**GOAL 1:** In the bug ticket, what status does ticket #6232 have?

**TEXT SECTION:**
** Start **

[tor-bugs] #6232 [Analysis]: Make entropy-over-time graph

Wed Jul 18 08:58:51 UTC 2012

#6232: Make entropy-over-time graph
-------------------------+--------------------------------------------------
 Reporter:  arma         |          Owner:                
     Type:  enhancement  |         Status:  needs_revision
 Priority:  normal       |      Milestone:                
Component:  Analysis     |        Version:                
 Keywords:               |         Parent:                
   Points:               |   Actualpoints:                
-------------------------+--------------------------------------------------

Comment(by gsathya):

 Replying to [comment:32 karsten]:
 Excellent, more coding!

** End **

**DATA FOR PROCESSING:**
** Start **

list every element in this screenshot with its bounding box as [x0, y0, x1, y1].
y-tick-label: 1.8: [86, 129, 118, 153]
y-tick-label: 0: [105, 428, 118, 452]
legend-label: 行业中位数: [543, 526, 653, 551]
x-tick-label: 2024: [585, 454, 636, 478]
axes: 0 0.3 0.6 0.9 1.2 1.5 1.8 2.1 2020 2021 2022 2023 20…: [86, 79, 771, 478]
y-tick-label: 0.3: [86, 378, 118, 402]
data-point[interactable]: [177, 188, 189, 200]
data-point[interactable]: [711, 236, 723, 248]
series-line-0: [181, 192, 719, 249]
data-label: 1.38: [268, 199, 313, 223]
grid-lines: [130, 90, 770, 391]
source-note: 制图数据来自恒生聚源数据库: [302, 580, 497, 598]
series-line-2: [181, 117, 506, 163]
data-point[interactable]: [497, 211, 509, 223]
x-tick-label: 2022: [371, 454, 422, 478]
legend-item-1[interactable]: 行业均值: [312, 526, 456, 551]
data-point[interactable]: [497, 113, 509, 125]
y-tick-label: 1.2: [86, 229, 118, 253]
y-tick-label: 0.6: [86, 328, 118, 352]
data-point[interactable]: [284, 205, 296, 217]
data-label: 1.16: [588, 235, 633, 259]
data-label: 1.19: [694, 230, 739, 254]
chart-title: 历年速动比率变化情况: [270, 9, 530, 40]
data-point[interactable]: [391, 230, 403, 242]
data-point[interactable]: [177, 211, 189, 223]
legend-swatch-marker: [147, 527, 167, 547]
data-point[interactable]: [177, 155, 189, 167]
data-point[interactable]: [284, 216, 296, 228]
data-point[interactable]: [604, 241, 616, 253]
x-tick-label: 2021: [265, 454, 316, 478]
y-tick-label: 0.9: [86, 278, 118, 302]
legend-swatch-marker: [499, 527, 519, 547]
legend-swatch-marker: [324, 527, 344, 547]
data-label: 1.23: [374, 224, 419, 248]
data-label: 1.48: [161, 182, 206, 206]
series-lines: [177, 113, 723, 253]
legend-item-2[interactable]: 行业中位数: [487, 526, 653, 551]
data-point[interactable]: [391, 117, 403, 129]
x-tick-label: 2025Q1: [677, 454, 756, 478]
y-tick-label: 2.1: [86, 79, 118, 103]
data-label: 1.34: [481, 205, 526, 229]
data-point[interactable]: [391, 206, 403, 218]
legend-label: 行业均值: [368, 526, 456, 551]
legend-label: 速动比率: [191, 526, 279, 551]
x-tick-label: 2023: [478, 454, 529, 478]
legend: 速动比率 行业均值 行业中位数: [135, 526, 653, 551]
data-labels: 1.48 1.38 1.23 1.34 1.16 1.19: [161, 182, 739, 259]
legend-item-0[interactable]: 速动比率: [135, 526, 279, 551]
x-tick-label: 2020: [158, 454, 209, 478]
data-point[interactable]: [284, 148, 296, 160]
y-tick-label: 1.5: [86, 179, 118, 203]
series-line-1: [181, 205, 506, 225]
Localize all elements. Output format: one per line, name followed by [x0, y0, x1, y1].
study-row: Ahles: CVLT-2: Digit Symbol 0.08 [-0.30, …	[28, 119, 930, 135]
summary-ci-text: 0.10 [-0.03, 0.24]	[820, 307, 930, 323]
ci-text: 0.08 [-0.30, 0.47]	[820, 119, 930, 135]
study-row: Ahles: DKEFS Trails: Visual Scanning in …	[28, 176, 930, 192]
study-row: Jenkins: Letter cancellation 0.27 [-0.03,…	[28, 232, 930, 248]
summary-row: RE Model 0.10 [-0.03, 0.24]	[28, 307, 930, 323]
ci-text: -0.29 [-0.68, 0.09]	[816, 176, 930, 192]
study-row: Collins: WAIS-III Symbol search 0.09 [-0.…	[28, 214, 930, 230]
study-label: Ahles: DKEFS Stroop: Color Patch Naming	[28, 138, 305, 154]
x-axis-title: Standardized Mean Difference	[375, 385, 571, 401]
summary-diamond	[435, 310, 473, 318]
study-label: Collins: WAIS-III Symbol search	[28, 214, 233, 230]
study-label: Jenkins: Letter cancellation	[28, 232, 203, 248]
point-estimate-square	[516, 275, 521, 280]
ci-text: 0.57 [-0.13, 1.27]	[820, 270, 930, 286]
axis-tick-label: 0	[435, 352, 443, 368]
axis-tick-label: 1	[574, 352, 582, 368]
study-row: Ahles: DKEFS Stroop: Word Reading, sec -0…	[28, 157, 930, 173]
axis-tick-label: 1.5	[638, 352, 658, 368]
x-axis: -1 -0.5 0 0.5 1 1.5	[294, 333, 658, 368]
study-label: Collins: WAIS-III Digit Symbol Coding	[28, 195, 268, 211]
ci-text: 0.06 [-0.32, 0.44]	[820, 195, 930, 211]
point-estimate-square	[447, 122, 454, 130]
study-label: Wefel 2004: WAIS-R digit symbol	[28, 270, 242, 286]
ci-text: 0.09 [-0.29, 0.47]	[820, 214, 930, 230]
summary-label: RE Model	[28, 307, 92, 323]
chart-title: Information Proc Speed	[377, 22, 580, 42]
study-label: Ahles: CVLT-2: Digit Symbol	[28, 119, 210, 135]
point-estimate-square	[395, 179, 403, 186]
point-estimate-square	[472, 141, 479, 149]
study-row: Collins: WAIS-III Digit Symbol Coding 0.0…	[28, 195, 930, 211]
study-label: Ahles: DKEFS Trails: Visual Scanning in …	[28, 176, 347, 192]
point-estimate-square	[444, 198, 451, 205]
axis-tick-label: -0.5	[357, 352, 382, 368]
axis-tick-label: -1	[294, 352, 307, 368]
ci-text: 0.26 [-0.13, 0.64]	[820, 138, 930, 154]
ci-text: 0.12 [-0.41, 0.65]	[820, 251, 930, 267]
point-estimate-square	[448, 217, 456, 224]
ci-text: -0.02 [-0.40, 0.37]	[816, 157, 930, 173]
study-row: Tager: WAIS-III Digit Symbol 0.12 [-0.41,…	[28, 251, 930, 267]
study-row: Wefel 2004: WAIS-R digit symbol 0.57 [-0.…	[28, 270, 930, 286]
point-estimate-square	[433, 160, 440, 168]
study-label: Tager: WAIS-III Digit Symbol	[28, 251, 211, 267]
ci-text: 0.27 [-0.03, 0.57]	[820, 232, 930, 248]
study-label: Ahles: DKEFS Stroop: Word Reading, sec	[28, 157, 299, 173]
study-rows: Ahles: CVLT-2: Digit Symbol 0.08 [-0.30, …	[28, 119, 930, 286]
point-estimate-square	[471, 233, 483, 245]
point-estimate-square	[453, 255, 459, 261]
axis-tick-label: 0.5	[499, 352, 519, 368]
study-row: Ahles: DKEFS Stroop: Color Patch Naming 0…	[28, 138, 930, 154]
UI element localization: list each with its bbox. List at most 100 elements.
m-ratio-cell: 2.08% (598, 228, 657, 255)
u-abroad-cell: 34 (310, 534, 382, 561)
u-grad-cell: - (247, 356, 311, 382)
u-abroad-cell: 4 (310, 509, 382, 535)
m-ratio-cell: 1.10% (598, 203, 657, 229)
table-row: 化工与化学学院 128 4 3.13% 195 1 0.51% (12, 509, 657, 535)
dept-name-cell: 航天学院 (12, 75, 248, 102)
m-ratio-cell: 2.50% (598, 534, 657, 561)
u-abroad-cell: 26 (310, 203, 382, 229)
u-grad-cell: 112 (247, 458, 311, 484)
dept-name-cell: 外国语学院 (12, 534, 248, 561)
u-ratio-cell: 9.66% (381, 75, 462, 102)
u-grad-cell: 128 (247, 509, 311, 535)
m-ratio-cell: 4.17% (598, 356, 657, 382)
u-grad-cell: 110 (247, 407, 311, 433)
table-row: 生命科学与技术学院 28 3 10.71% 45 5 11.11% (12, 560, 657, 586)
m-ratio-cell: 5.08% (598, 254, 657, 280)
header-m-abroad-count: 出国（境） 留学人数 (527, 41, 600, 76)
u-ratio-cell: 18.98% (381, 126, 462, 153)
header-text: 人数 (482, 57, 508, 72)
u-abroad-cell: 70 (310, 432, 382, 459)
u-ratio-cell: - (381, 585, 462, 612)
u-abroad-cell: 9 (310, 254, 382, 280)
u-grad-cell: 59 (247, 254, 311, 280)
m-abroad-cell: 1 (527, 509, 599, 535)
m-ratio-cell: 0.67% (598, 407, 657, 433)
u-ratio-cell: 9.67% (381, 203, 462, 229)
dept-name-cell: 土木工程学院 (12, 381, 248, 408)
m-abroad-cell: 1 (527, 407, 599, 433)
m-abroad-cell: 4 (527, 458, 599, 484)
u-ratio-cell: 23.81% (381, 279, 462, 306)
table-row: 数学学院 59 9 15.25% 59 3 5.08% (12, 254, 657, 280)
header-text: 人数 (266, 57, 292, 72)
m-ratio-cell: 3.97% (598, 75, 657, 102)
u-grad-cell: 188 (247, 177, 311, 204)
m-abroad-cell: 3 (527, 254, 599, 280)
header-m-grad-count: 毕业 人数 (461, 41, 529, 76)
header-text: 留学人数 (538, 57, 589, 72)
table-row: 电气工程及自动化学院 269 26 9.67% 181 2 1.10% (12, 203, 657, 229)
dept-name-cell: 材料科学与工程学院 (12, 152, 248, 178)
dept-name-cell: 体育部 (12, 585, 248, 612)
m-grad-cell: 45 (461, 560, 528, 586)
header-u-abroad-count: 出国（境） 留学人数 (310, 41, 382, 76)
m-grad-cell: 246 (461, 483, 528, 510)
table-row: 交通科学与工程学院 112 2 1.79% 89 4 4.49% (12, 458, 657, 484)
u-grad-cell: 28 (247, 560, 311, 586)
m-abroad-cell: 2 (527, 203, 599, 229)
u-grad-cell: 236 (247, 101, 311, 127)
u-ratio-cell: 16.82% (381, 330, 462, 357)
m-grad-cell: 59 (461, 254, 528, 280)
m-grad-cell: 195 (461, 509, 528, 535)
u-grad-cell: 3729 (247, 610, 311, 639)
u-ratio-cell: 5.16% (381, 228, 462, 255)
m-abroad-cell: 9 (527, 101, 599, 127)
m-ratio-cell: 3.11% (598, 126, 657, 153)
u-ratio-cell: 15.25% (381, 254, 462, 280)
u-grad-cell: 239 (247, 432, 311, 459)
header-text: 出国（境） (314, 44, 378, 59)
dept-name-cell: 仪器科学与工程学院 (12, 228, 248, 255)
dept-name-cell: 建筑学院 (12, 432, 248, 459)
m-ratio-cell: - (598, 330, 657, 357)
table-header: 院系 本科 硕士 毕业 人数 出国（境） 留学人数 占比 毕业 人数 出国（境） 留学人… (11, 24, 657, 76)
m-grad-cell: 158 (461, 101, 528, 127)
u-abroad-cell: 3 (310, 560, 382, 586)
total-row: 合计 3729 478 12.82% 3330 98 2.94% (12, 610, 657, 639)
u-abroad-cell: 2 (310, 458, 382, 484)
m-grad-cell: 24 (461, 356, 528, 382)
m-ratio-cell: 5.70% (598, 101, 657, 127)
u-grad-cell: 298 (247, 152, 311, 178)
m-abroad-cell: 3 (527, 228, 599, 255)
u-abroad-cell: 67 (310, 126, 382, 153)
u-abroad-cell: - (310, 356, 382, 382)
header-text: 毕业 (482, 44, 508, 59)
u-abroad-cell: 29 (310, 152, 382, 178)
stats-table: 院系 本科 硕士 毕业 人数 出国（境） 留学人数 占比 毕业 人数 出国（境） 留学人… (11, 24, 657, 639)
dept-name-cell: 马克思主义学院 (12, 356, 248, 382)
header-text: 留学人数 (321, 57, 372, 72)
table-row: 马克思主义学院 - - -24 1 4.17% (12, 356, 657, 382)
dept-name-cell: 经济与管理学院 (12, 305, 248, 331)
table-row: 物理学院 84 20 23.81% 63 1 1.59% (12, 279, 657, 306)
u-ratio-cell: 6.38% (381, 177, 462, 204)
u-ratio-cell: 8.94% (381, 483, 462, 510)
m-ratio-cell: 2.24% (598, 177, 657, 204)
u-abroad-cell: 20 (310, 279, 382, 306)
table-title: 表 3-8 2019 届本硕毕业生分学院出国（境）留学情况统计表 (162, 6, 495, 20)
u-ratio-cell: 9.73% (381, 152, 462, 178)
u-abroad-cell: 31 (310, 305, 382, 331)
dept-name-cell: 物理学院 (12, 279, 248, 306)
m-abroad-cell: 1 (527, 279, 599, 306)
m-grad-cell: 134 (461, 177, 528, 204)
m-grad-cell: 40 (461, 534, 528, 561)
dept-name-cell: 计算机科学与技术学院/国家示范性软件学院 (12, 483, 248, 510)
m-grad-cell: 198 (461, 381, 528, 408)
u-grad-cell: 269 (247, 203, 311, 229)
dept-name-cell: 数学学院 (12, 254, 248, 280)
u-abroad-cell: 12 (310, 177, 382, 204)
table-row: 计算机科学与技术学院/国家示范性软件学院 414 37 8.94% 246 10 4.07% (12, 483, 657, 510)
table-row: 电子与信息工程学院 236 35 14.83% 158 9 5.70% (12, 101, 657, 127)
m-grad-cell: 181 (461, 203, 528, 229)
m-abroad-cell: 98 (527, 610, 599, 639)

** End **

**GOAL 2:** Rewrite the rows from their first line up to and including the line with "data-label: 1.38: [268, 199, 313, 223]", putting "y-axis-label" wherever "y-tick-label" appears and leaving everything else unchanged.

**WRITTEN REPLY 1:** needs_revision

**WRITTEN REPLY 2:**
list every element in this screenshot with its bounding box as [x0, y0, x1, y1].
y-axis-label: 1.8: [86, 129, 118, 153]
y-axis-label: 0: [105, 428, 118, 452]
legend-label: 行业中位数: [543, 526, 653, 551]
x-tick-label: 2024: [585, 454, 636, 478]
axes: 0 0.3 0.6 0.9 1.2 1.5 1.8 2.1 2020 2021 2022 2023 20…: [86, 79, 771, 478]
y-axis-label: 0.3: [86, 378, 118, 402]
data-point[interactable]: [177, 188, 189, 200]
data-point[interactable]: [711, 236, 723, 248]
series-line-0: [181, 192, 719, 249]
data-label: 1.38: [268, 199, 313, 223]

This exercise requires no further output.